-- BEGIN Material --
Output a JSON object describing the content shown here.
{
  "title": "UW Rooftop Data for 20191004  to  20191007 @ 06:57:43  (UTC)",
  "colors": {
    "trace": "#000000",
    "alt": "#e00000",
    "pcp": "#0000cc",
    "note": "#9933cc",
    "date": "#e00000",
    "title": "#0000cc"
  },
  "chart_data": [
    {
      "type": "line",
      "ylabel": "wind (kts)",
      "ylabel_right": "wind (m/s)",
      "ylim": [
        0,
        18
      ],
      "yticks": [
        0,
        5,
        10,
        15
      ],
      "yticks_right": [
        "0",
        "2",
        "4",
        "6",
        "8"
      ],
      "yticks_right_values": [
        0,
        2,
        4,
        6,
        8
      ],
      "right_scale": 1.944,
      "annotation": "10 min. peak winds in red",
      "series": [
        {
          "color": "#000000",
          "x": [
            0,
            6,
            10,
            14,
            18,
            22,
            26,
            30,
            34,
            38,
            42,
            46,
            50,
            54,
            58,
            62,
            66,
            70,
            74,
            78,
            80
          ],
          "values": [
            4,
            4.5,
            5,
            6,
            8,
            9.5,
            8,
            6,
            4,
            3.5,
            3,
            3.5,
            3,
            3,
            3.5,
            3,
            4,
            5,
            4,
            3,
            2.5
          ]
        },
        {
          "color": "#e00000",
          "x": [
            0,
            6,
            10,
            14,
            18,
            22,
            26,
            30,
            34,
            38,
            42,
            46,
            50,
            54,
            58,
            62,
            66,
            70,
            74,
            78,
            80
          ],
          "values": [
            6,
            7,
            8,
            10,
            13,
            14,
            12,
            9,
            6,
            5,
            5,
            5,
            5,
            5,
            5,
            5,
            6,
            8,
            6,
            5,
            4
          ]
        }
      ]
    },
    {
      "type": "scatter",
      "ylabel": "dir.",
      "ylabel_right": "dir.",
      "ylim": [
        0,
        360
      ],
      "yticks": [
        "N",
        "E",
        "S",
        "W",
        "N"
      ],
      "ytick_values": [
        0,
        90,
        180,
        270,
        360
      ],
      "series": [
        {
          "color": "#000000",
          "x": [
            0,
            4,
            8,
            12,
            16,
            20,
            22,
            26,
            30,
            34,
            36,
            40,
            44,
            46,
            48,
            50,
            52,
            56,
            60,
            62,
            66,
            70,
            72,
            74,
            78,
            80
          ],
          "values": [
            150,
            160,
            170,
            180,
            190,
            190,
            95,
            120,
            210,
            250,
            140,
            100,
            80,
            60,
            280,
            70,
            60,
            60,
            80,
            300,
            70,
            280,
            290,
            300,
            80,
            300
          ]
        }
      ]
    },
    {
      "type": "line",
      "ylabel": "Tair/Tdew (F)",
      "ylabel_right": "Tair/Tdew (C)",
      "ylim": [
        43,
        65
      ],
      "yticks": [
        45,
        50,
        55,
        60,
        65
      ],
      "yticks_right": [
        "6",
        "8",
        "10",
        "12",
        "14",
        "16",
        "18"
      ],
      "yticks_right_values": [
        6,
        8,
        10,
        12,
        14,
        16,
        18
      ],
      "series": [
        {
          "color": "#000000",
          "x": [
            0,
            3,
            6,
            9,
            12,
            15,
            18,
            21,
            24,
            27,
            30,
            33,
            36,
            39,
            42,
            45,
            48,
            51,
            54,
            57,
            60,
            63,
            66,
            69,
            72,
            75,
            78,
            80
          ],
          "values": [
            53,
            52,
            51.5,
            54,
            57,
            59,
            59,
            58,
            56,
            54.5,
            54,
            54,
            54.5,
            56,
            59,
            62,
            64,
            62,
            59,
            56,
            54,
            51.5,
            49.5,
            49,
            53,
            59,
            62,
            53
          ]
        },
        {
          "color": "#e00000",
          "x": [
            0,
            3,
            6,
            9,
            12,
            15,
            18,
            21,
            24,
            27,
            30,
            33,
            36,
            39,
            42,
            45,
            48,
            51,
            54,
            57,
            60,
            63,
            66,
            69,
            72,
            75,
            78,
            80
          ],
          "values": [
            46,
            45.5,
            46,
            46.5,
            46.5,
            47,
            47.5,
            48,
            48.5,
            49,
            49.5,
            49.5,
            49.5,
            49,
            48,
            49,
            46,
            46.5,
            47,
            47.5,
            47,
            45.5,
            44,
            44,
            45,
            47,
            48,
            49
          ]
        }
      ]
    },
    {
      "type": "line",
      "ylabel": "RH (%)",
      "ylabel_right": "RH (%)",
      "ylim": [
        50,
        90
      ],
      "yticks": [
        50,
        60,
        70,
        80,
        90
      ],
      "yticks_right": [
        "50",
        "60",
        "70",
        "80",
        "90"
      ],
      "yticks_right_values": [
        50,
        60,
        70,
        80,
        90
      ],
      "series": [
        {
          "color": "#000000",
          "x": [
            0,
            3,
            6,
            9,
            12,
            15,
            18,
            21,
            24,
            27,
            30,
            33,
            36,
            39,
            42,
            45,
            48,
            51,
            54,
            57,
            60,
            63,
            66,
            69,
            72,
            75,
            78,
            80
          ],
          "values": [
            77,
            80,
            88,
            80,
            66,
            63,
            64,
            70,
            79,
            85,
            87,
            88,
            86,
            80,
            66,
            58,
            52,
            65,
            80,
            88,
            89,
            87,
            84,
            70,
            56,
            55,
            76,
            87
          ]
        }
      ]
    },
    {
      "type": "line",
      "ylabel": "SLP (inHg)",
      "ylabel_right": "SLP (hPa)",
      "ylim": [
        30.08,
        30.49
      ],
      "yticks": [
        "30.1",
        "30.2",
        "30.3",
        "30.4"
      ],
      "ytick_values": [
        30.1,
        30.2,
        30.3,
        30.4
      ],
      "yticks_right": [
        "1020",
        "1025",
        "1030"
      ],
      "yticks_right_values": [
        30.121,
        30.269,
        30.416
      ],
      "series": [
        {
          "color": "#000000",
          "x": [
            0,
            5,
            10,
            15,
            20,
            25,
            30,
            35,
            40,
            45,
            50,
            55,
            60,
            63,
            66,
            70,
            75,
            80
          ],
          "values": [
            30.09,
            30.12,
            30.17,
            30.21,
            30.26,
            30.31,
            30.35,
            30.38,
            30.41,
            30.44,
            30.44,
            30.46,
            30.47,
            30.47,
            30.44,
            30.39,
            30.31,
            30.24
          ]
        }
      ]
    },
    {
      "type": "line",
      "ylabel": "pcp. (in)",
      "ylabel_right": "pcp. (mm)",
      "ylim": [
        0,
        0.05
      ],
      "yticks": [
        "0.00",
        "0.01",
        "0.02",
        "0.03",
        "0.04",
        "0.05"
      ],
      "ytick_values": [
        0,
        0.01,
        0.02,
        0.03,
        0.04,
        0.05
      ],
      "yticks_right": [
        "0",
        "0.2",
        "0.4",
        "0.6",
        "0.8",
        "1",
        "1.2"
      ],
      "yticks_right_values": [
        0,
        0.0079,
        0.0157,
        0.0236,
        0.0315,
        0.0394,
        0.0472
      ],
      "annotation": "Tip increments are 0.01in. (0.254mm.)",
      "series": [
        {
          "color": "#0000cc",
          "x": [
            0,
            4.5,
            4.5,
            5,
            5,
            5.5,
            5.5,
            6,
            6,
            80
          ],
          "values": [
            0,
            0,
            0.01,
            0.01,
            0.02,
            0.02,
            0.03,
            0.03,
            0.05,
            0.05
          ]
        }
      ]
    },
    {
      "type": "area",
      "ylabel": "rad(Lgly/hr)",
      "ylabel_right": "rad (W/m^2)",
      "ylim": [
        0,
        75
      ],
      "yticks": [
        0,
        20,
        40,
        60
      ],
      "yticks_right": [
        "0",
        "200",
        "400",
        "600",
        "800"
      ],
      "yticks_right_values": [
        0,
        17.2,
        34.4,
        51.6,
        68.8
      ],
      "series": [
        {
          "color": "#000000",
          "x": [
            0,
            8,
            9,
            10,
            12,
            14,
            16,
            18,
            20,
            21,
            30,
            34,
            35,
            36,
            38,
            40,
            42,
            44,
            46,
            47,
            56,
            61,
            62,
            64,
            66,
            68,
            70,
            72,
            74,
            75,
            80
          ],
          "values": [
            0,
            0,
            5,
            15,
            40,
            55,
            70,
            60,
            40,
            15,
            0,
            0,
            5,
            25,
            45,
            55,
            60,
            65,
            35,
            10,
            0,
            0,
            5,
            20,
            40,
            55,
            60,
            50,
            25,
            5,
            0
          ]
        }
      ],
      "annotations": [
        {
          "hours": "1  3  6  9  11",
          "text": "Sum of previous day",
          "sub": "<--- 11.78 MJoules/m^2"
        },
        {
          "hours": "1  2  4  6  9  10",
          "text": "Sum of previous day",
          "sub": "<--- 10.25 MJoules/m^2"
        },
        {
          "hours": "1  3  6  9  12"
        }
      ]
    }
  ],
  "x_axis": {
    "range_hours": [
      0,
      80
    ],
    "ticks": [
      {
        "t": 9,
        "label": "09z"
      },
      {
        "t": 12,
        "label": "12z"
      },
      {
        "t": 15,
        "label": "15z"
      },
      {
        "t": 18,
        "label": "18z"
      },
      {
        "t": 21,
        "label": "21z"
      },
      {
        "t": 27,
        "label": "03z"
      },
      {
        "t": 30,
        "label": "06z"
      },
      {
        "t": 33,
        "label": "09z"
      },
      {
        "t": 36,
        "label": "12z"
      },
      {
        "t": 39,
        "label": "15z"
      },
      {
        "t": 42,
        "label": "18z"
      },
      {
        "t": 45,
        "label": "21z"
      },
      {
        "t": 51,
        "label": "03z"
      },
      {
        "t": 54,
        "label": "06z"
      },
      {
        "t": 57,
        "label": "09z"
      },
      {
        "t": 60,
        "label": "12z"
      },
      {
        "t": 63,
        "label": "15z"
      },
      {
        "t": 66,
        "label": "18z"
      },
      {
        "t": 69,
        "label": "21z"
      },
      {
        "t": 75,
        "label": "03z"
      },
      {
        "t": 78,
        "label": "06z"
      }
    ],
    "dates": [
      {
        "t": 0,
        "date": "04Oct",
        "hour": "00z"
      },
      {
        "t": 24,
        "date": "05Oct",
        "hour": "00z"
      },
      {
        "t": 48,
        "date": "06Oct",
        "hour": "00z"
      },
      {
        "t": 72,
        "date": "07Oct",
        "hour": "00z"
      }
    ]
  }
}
-- END Material --
**What the exercise asks**
Look through the listing and extract every line with "MJoules" in it.

**Reply**
          "sub": "<--- 11.78 MJoules/m^2"
          "sub": "<--- 10.25 MJoules/m^2"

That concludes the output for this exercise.